» THE REQUEST
Write out all the entries word for word and omit any pictures.

╔══

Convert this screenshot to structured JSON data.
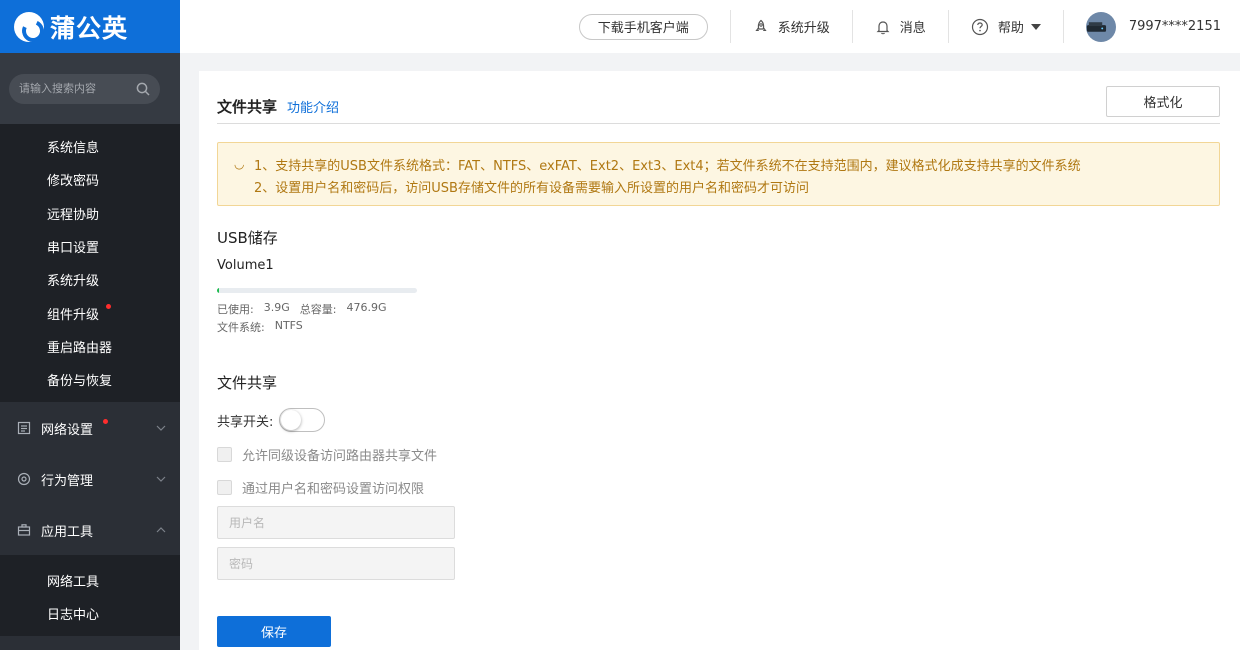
{
  "brand": {
    "name": "蒲公英",
    "color": "#0e6fd9"
  },
  "search": {
    "placeholder": "请输入搜索内容",
    "icon": "search-icon"
  },
  "sidebar": {
    "sub_items": [
      {
        "label": "系统信息",
        "dot": false
      },
      {
        "label": "修改密码",
        "dot": false
      },
      {
        "label": "远程协助",
        "dot": false
      },
      {
        "label": "串口设置",
        "dot": false
      },
      {
        "label": "系统升级",
        "dot": false
      },
      {
        "label": "组件升级",
        "dot": true
      },
      {
        "label": "重启路由器",
        "dot": false
      },
      {
        "label": "备份与恢复",
        "dot": false
      }
    ],
    "groups": [
      {
        "label": "网络设置",
        "icon": "document-icon",
        "dot": true,
        "expanded": false
      },
      {
        "label": "行为管理",
        "icon": "target-icon",
        "dot": false,
        "expanded": false
      },
      {
        "label": "应用工具",
        "icon": "toolbox-icon",
        "dot": false,
        "expanded": true
      }
    ],
    "app_tools_items": [
      {
        "label": "网络工具"
      },
      {
        "label": "日志中心"
      }
    ]
  },
  "topbar": {
    "download_label": "下载手机客户端",
    "upgrade_label": "系统升级",
    "messages_label": "消息",
    "help_label": "帮助",
    "user_id": "7997****2151"
  },
  "page": {
    "title": "文件共享",
    "intro_link": "功能介绍",
    "format_button": "格式化",
    "notice": {
      "line1": "1、支持共享的USB文件系统格式：FAT、NTFS、exFAT、Ext2、Ext3、Ext4；若文件系统不在支持范围内，建议格式化成支持共享的文件系统",
      "line2": "2、设置用户名和密码后，访问USB存储文件的所有设备需要输入所设置的用户名和密码才可访问"
    },
    "usb": {
      "section_title": "USB储存",
      "volume_name": "Volume1",
      "used_label": "已使用:",
      "used_value": "3.9G",
      "total_label": "总容量:",
      "total_value": "476.9G",
      "fs_label": "文件系统:",
      "fs_value": "NTFS",
      "usage_fraction": 0.008
    },
    "share": {
      "section_title": "文件共享",
      "switch_label": "共享开关:",
      "switch_on": false,
      "option1": "允许同级设备访问路由器共享文件",
      "option2": "通过用户名和密码设置访问权限",
      "username_placeholder": "用户名",
      "password_placeholder": "密码",
      "save_label": "保存"
    }
  }
}
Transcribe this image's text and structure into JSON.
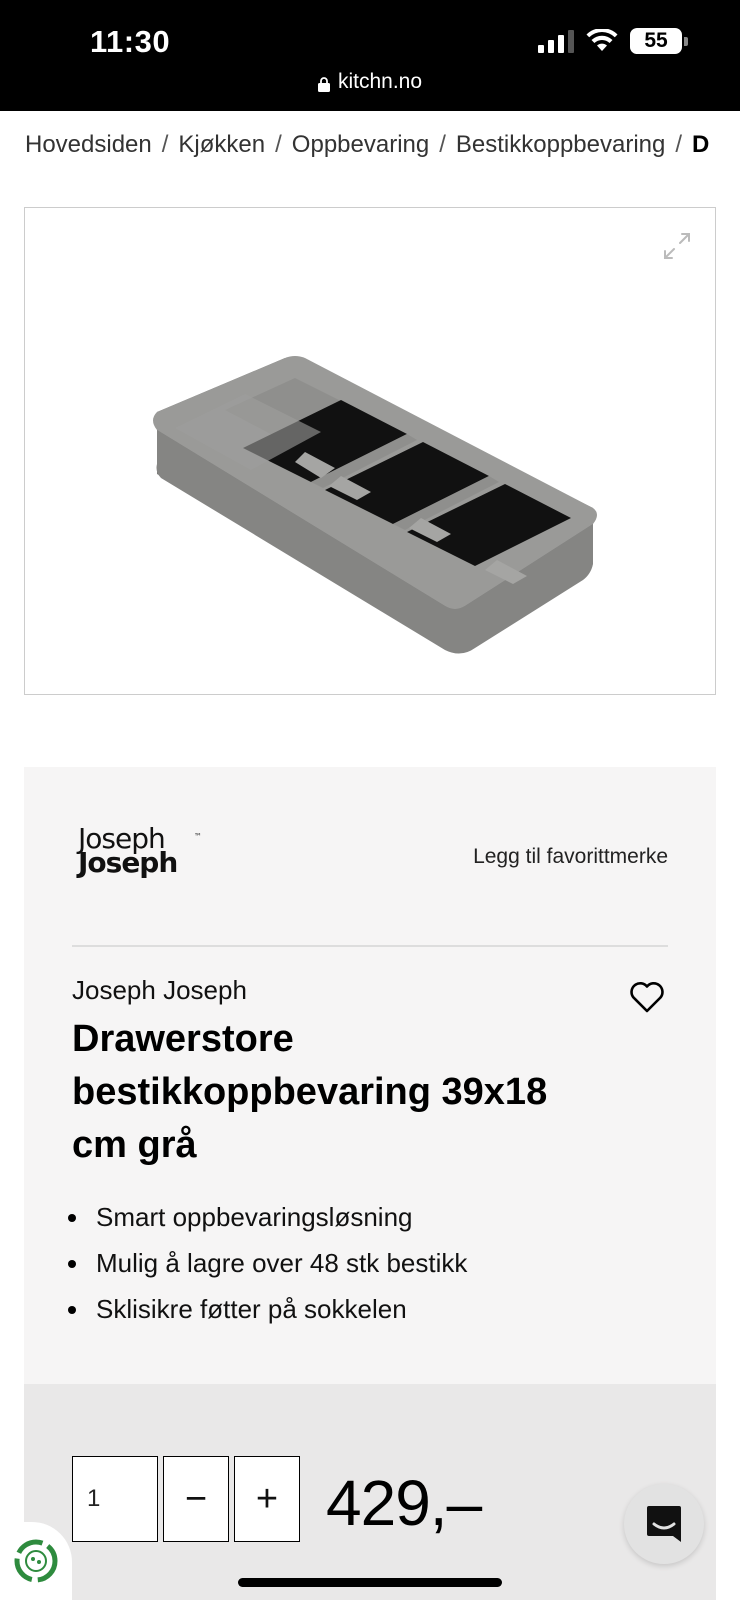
{
  "status_bar": {
    "time": "11:30",
    "battery": "55",
    "url": "kitchn.no"
  },
  "breadcrumb": {
    "items": [
      "Hovedsiden",
      "Kjøkken",
      "Oppbevaring",
      "Bestikkoppbevaring",
      "D"
    ],
    "separator": "/"
  },
  "product_image": {
    "expand_icon": "expand-icon",
    "alt": ""
  },
  "brand_logo": {
    "line1": "Joseph",
    "line2": "Joseph",
    "tm": "™"
  },
  "favorite_brand_label": "Legg til favorittmerke",
  "product": {
    "brand": "Joseph Joseph",
    "title": "Drawerstore bestikkoppbevaring 39x18 cm grå",
    "features": [
      "Smart oppbevaringsløsning",
      "Mulig å lagre over 48 stk bestikk",
      "Sklisikre føtter på sokkelen"
    ]
  },
  "buy": {
    "quantity": "1",
    "minus": "−",
    "plus": "+",
    "price": "429,–"
  },
  "colors": {
    "status_bg": "#000000",
    "card_bg": "#f6f5f5",
    "buy_bg": "#e9e8e8",
    "product_gray": "#8a8a88"
  }
}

╚══

» WRITTEN ANSWER
Convert this screenshot to structured JSON data.
{
  "brand": {
    "name": "蒲公英",
    "color": "#0e6fd9"
  },
  "search": {
    "placeholder": "请输入搜索内容",
    "icon": "search-icon"
  },
  "sidebar": {
    "sub_items": [
      {
        "label": "系统信息",
        "dot": false
      },
      {
        "label": "修改密码",
        "dot": false
      },
      {
        "label": "远程协助",
        "dot": false
      },
      {
        "label": "串口设置",
        "dot": false
      },
      {
        "label": "系统升级",
        "dot": false
      },
      {
        "label": "组件升级",
        "dot": true
      },
      {
        "label": "重启路由器",
        "dot": false
      },
      {
        "label": "备份与恢复",
        "dot": false
      }
    ],
    "groups": [
      {
        "label": "网络设置",
        "icon": "document-icon",
        "dot": true,
        "expanded": false
      },
      {
        "label": "行为管理",
        "icon": "target-icon",
        "dot": false,
        "expanded": false
      },
      {
        "label": "应用工具",
        "icon": "toolbox-icon",
        "dot": false,
        "expanded": true
      }
    ],
    "app_tools_items": [
      {
        "label": "网络工具"
      },
      {
        "label": "日志中心"
      }
    ]
  },
  "topbar": {
    "download_label": "下载手机客户端",
    "upgrade_label": "系统升级",
    "messages_label": "消息",
    "help_label": "帮助",
    "user_id": "7997****2151"
  },
  "page": {
    "title": "文件共享",
    "intro_link": "功能介绍",
    "format_button": "格式化",
    "notice": {
      "line1": "1、支持共享的USB文件系统格式：FAT、NTFS、exFAT、Ext2、Ext3、Ext4；若文件系统不在支持范围内，建议格式化成支持共享的文件系统",
      "line2": "2、设置用户名和密码后，访问USB存储文件的所有设备需要输入所设置的用户名和密码才可访问"
    },
    "usb": {
      "section_title": "USB储存",
      "volume_name": "Volume1",
      "used_label": "已使用:",
      "used_value": "3.9G",
      "total_label": "总容量:",
      "total_value": "476.9G",
      "fs_label": "文件系统:",
      "fs_value": "NTFS",
      "usage_fraction": 0.008
    },
    "share": {
      "section_title": "文件共享",
      "switch_label": "共享开关:",
      "switch_on": false,
      "option1": "允许同级设备访问路由器共享文件",
      "option2": "通过用户名和密码设置访问权限",
      "username_placeholder": "用户名",
      "password_placeholder": "密码",
      "save_label": "保存"
    }
  }
}
Transcribe this image's text and structure into JSON.
{
  "status_bar": {
    "time": "11:30",
    "battery": "55",
    "url": "kitchn.no"
  },
  "breadcrumb": {
    "items": [
      "Hovedsiden",
      "Kjøkken",
      "Oppbevaring",
      "Bestikkoppbevaring",
      "D"
    ],
    "separator": "/"
  },
  "product_image": {
    "expand_icon": "expand-icon",
    "alt": ""
  },
  "brand_logo": {
    "line1": "Joseph",
    "line2": "Joseph",
    "tm": "™"
  },
  "favorite_brand_label": "Legg til favorittmerke",
  "product": {
    "brand": "Joseph Joseph",
    "title": "Drawerstore bestikkoppbevaring 39x18 cm grå",
    "features": [
      "Smart oppbevaringsløsning",
      "Mulig å lagre over 48 stk bestikk",
      "Sklisikre føtter på sokkelen"
    ]
  },
  "buy": {
    "quantity": "1",
    "minus": "−",
    "plus": "+",
    "price": "429,–"
  },
  "colors": {
    "status_bg": "#000000",
    "card_bg": "#f6f5f5",
    "buy_bg": "#e9e8e8",
    "product_gray": "#8a8a88"
  }
}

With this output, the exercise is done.